Copy out all the data, word for word.
________
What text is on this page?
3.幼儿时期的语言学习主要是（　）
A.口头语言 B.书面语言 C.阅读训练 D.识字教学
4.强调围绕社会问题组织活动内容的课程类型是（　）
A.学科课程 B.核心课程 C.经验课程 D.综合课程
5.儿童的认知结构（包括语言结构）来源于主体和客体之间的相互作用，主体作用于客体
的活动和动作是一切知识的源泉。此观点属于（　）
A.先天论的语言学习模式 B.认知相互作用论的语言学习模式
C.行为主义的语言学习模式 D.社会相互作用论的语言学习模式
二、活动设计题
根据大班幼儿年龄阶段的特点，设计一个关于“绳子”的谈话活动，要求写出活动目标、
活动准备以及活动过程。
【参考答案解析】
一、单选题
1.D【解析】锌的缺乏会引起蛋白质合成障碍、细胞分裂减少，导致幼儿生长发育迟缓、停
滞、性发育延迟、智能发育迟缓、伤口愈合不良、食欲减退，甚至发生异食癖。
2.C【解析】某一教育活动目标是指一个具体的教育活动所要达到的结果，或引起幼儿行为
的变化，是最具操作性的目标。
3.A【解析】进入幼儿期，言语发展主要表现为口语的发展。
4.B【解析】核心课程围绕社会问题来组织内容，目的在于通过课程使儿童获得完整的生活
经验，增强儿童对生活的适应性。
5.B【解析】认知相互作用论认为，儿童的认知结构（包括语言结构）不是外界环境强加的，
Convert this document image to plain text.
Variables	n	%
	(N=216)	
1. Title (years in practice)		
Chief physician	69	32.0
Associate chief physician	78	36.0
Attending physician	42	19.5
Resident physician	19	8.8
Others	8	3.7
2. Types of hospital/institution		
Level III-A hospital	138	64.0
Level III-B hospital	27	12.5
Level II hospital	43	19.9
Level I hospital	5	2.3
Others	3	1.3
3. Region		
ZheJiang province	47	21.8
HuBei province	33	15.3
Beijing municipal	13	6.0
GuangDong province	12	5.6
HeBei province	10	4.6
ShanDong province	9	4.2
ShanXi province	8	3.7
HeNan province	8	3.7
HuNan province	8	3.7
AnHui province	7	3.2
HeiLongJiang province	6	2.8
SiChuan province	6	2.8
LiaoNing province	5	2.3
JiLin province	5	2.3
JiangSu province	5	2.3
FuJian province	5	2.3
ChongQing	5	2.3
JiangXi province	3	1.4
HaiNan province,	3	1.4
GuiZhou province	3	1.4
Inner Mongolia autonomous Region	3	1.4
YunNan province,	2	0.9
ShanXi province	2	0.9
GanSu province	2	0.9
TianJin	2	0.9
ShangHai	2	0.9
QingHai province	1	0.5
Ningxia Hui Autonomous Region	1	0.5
________
The answer →
What text is on this page?
3.幼儿时期的语言学习主要是（　）
A.口头语言 B.书面语言 C.阅读训练 D.识字教学
4.强调围绕社会问题组织活动内容的课程类型是（　）
A.学科课程 B.核心课程 C.经验课程 D.综合课程
5.儿童的认知结构（包括语言结构）来源于主体和客体之间的相互作用，主体作用于客体
的活动和动作是一切知识的源泉。此观点属于（　）
A.先天论的语言学习模式 B.认知相互作用论的语言学习模式
C.行为主义的语言学习模式 D.社会相互作用论的语言学习模式
二、活动设计题
根据大班幼儿年龄阶段的特点，设计一个关于“绳子”的谈话活动，要求写出活动目标、
活动准备以及活动过程。
【参考答案解析】
一、单选题
1.D【解析】锌的缺乏会引起蛋白质合成障碍、细胞分裂减少，导致幼儿生长发育迟缓、停
滞、性发育延迟、智能发育迟缓、伤口愈合不良、食欲减退，甚至发生异食癖。
2.C【解析】某一教育活动目标是指一个具体的教育活动所要达到的结果，或引起幼儿行为
的变化，是最具操作性的目标。
3.A【解析】进入幼儿期，言语发展主要表现为口语的发展。
4.B【解析】核心课程围绕社会问题来组织内容，目的在于通过课程使儿童获得完整的生活
经验，增强儿童对生活的适应性。
5.B【解析】认知相互作用论认为，儿童的认知结构（包括语言结构）不是外界环境强加的，
Convert this document image to plain text.
Variables	n	%
	(N=216)	
1. Title (years in practice)		
Chief physician	69	32.0
Associate chief physician	78	36.0
Attending physician	42	19.5
Resident physician	19	8.8
Others	8	3.7
2. Types of hospital/institution		
Level III-A hospital	138	64.0
Level III-B hospital	27	12.5
Level II hospital	43	19.9
Level I hospital	5	2.3
Others	3	1.3
3. Region		
ZheJiang province	47	21.8
HuBei province	33	15.3
Beijing municipal	13	6.0
GuangDong province	12	5.6
HeBei province	10	4.6
ShanDong province	9	4.2
ShanXi province	8	3.7
HeNan province	8	3.7
HuNan province	8	3.7
AnHui province	7	3.2
HeiLongJiang province	6	2.8
SiChuan province	6	2.8
LiaoNing province	5	2.3
JiLin province	5	2.3
JiangSu province	5	2.3
FuJian province	5	2.3
ChongQing	5	2.3
JiangXi province	3	1.4
HaiNan province,	3	1.4
GuiZhou province	3	1.4
Inner Mongolia autonomous Region	3	1.4
YunNan province,	2	0.9
ShanXi province	2	0.9
GanSu province	2	0.9
TianJin	2	0.9
ShangHai	2	0.9
QingHai province	1	0.5
Ningxia Hui Autonomous Region	1	0.5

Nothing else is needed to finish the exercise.